- **WORKING DATA**
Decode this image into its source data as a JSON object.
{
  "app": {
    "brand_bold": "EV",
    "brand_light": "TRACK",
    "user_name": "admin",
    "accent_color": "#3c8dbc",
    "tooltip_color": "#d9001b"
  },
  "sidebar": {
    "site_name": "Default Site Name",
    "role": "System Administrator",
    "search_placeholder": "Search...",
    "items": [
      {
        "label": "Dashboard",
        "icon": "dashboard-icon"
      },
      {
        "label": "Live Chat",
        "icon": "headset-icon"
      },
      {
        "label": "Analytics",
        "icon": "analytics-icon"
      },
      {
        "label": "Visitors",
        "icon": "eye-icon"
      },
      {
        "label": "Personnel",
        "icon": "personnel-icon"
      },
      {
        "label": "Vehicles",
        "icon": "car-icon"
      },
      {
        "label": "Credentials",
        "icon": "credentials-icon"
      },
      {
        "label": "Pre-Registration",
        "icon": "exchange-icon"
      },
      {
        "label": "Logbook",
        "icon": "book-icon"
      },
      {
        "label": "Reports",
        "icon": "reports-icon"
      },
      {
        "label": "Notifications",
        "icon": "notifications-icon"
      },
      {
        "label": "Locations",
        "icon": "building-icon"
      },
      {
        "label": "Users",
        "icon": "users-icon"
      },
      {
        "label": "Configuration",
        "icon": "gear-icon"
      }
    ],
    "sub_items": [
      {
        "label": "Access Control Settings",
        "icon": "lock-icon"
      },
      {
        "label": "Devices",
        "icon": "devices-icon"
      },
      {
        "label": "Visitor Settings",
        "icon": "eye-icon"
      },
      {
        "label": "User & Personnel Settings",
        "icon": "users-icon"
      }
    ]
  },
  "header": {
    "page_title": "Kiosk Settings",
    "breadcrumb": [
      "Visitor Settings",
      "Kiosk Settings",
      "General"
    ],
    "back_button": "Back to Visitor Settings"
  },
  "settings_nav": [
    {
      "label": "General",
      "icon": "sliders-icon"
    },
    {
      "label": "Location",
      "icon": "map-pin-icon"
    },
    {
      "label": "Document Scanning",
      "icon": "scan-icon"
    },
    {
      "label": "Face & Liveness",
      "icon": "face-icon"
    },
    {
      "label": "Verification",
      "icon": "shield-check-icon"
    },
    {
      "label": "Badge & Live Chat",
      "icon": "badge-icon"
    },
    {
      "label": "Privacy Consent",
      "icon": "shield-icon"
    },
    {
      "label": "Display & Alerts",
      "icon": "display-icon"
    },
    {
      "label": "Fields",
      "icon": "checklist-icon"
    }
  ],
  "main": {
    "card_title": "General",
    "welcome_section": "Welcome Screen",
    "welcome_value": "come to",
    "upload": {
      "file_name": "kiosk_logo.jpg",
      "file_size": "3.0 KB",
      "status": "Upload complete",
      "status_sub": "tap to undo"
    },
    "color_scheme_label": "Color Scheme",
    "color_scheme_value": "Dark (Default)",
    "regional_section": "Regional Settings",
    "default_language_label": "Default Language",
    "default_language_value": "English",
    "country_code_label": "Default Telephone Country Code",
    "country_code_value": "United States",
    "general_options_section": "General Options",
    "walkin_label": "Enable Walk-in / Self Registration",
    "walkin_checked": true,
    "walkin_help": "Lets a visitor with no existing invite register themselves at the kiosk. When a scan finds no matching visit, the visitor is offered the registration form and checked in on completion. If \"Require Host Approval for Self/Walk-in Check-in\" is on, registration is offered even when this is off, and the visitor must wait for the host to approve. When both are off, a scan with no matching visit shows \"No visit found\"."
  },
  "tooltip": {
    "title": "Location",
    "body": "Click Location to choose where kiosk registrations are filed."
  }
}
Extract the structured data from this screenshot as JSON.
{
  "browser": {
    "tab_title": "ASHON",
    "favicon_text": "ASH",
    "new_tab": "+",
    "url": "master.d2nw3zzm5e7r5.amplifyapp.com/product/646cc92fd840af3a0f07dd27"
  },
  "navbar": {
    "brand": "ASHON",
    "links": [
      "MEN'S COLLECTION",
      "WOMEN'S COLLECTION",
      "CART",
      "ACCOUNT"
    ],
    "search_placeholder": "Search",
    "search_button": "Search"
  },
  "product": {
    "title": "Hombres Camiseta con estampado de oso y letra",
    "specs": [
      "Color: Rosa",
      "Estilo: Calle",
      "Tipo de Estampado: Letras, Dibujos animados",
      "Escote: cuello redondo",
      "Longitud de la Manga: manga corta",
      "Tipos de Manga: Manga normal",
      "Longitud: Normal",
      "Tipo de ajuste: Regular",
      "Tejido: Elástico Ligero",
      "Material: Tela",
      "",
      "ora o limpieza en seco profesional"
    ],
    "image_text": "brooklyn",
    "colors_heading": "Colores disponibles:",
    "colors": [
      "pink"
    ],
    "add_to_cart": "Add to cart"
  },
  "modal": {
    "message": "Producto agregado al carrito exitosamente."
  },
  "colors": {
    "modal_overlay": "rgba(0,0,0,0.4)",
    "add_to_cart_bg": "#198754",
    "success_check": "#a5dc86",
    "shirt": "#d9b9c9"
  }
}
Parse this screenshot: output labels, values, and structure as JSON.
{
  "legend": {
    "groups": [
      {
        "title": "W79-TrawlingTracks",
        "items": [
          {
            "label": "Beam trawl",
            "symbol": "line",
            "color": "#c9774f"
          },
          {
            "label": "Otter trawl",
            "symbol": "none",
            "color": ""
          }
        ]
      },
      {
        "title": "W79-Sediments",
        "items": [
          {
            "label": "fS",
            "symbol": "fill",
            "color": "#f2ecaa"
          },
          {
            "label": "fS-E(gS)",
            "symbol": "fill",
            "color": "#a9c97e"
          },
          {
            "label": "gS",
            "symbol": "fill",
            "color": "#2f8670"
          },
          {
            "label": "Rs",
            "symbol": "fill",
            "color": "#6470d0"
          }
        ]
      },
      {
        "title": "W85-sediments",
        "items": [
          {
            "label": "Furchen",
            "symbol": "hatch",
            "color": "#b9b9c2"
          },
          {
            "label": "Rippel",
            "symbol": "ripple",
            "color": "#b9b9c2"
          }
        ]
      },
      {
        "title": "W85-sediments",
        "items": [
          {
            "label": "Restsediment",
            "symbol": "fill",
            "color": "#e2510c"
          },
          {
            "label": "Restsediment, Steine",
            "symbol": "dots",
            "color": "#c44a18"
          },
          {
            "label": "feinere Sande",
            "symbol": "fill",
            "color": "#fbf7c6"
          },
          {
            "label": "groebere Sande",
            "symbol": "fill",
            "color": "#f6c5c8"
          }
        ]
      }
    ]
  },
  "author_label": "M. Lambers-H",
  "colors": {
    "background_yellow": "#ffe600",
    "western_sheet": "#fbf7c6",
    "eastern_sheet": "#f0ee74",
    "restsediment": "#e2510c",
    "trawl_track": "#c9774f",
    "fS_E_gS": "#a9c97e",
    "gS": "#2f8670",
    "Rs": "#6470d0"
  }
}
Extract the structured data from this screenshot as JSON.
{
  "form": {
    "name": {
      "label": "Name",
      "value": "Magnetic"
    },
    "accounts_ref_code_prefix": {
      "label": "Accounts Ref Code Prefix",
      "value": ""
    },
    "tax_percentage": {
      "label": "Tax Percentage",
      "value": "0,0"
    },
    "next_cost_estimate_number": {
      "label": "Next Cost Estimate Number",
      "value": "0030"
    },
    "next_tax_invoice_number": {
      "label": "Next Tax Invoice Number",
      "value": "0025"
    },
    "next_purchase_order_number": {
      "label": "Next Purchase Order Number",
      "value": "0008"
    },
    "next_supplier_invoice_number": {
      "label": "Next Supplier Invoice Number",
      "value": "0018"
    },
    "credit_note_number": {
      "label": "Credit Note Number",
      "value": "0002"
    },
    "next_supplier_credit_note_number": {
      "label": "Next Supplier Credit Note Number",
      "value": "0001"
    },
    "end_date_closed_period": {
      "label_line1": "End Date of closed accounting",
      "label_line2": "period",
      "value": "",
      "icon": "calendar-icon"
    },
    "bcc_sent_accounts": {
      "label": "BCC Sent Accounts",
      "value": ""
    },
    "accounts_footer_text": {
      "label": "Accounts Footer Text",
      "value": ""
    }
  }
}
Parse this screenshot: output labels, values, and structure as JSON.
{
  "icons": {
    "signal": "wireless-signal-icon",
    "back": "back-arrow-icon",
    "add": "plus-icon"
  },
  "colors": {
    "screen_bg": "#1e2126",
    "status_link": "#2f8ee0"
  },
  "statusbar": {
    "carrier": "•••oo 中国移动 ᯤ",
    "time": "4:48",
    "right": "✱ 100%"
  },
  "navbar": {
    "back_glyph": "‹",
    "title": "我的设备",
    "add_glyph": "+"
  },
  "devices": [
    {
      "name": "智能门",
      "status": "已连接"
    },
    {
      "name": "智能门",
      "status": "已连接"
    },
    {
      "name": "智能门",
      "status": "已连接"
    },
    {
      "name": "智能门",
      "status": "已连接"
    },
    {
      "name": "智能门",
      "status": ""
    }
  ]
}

- **TASK DESCRIPTION**
List every line above containing the word "Search".

- **CORRECT RESULT**
    "search_placeholder": "Search...",
    "search_placeholder": "Search",
    "search_button": "Search"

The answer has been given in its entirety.